**STATED GOAL**
Exactly reproduce the entries, dropping any pictures from your copy.

┌──

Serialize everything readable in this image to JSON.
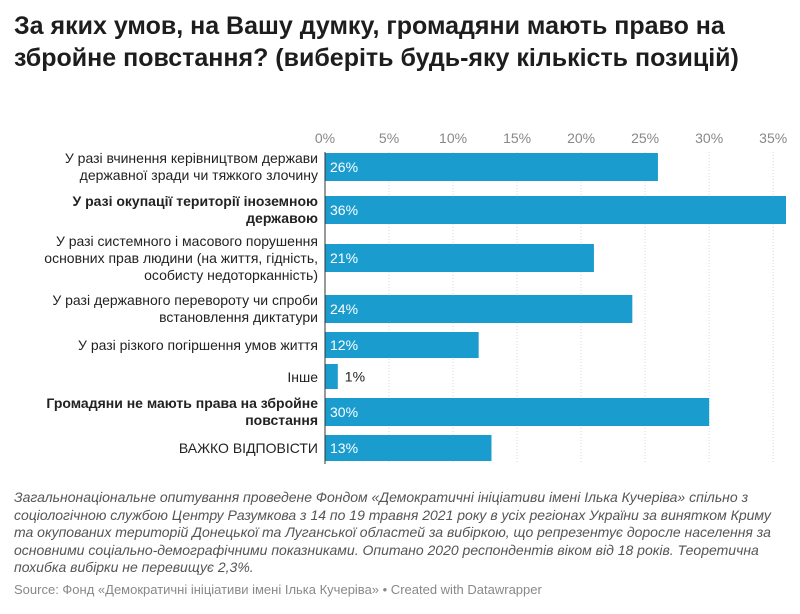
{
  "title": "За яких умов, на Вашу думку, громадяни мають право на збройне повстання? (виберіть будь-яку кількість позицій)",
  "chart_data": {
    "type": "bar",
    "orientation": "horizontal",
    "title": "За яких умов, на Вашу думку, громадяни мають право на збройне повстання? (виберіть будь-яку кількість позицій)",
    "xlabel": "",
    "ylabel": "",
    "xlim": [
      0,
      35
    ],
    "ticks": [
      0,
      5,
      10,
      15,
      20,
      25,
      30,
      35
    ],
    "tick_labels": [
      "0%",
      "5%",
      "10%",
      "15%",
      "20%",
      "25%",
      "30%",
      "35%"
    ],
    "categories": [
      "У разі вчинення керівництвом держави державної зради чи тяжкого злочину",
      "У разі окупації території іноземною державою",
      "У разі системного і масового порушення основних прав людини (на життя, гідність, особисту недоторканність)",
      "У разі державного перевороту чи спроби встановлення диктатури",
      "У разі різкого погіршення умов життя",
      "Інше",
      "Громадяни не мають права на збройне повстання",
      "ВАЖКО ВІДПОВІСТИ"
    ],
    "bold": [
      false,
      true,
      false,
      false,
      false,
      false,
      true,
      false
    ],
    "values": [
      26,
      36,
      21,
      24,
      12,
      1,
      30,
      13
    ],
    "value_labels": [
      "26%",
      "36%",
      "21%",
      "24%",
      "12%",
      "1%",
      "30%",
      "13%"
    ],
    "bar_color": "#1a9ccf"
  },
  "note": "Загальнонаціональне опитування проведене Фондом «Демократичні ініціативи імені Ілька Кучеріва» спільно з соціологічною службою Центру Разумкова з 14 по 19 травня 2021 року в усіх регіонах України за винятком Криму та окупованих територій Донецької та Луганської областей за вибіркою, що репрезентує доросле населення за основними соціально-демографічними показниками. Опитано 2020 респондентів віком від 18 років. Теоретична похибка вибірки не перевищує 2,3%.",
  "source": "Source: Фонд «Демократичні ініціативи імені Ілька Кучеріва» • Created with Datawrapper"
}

└──

**ANSWER TO THIS TASK**
Serialize everything readable in this image to JSON.
{
  "title": "За яких умов, на Вашу думку, громадяни мають право на збройне повстання? (виберіть будь-яку кількість позицій)",
  "chart_data": {
    "type": "bar",
    "orientation": "horizontal",
    "title": "За яких умов, на Вашу думку, громадяни мають право на збройне повстання? (виберіть будь-яку кількість позицій)",
    "xlabel": "",
    "ylabel": "",
    "xlim": [
      0,
      35
    ],
    "ticks": [
      0,
      5,
      10,
      15,
      20,
      25,
      30,
      35
    ],
    "tick_labels": [
      "0%",
      "5%",
      "10%",
      "15%",
      "20%",
      "25%",
      "30%",
      "35%"
    ],
    "categories": [
      "У разі вчинення керівництвом держави державної зради чи тяжкого злочину",
      "У разі окупації території іноземною державою",
      "У разі системного і масового порушення основних прав людини (на життя, гідність, особисту недоторканність)",
      "У разі державного перевороту чи спроби встановлення диктатури",
      "У разі різкого погіршення умов життя",
      "Інше",
      "Громадяни не мають права на збройне повстання",
      "ВАЖКО ВІДПОВІСТИ"
    ],
    "bold": [
      false,
      true,
      false,
      false,
      false,
      false,
      true,
      false
    ],
    "values": [
      26,
      36,
      21,
      24,
      12,
      1,
      30,
      13
    ],
    "value_labels": [
      "26%",
      "36%",
      "21%",
      "24%",
      "12%",
      "1%",
      "30%",
      "13%"
    ],
    "bar_color": "#1a9ccf"
  },
  "note": "Загальнонаціональне опитування проведене Фондом «Демократичні ініціативи імені Ілька Кучеріва» спільно з соціологічною службою Центру Разумкова з 14 по 19 травня 2021 року в усіх регіонах України за винятком Криму та окупованих територій Донецької та Луганської областей за вибіркою, що репрезентує доросле населення за основними соціально-демографічними показниками. Опитано 2020 респондентів віком від 18 років. Теоретична похибка вибірки не перевищує 2,3%.",
  "source": "Source: Фонд «Демократичні ініціативи імені Ілька Кучеріва» • Created with Datawrapper"
}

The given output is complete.